_Data provided_:
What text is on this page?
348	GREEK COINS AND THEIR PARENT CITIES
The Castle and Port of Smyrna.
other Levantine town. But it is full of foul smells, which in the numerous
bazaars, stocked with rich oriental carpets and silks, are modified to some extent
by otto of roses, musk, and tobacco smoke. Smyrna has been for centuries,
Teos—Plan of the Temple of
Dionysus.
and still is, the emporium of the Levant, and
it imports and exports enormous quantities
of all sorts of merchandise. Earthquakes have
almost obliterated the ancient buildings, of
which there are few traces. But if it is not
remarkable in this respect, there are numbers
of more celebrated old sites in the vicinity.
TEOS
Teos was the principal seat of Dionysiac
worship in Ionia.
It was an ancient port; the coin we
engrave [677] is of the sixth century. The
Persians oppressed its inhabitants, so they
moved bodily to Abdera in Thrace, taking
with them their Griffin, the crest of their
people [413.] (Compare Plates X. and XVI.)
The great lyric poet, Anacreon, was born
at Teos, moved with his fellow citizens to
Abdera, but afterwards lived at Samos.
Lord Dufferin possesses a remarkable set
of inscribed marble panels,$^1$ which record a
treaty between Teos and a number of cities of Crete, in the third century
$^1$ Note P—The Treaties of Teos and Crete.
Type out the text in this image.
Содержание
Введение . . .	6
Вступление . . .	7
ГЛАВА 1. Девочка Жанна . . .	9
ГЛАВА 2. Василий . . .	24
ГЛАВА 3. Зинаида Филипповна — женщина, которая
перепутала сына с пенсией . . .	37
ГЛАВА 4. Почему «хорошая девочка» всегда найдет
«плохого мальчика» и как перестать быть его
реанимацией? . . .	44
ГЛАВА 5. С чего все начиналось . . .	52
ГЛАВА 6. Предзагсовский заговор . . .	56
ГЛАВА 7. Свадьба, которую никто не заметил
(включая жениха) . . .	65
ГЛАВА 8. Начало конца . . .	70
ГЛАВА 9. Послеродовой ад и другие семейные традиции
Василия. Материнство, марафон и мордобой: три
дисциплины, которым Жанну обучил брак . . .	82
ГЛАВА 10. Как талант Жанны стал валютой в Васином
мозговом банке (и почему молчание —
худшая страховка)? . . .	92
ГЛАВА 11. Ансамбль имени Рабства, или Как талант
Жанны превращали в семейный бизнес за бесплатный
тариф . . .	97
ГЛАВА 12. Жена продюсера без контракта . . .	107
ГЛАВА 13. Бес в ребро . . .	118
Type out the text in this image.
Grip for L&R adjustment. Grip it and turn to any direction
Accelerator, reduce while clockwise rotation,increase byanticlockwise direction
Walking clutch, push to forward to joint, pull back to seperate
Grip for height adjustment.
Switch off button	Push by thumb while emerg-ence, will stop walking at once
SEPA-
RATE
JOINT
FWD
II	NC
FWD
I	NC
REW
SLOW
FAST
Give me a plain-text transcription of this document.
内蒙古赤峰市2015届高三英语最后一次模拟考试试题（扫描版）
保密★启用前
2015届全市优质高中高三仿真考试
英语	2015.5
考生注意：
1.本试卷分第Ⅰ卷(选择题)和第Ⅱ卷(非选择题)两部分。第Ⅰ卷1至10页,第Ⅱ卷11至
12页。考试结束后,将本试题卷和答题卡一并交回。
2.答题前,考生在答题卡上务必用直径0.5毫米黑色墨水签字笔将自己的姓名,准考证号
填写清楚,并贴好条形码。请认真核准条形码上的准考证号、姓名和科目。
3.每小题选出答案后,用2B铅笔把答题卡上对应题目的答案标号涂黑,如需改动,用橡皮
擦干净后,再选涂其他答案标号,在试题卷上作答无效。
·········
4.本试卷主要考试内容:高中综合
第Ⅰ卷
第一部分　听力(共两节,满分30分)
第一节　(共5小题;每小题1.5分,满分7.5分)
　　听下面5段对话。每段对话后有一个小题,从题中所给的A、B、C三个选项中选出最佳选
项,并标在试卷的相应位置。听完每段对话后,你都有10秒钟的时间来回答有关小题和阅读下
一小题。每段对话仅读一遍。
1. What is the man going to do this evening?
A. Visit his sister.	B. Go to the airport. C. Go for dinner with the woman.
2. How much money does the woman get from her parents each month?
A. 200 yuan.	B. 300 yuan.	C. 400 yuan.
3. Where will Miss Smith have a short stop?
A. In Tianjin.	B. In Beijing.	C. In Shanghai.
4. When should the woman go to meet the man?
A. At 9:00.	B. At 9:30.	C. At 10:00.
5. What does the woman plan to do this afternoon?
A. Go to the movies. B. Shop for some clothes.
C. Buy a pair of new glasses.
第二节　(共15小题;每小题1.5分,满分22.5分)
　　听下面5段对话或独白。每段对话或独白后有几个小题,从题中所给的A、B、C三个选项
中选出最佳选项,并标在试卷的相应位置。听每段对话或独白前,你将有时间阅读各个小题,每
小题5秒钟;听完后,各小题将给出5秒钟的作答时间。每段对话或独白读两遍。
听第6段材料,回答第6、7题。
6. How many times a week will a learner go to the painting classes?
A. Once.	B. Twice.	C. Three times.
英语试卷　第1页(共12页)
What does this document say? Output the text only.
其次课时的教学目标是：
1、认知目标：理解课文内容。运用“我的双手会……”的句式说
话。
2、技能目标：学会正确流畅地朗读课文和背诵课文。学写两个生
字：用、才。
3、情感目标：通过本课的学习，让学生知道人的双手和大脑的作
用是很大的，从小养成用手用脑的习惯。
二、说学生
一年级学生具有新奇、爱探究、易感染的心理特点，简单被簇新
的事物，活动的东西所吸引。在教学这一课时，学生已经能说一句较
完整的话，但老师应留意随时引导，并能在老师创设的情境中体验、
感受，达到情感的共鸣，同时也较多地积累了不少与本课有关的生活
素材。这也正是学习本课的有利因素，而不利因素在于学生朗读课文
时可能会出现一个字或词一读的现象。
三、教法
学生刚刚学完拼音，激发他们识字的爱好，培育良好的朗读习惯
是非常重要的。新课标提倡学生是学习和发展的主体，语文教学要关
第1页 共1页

_Problem_: In the entries above, find every line holding the word "remarkable" and copy it out.

_Solution for this problem_:
remarkable in this respect, there are numbers
Lord Dufferin possesses a remarkable set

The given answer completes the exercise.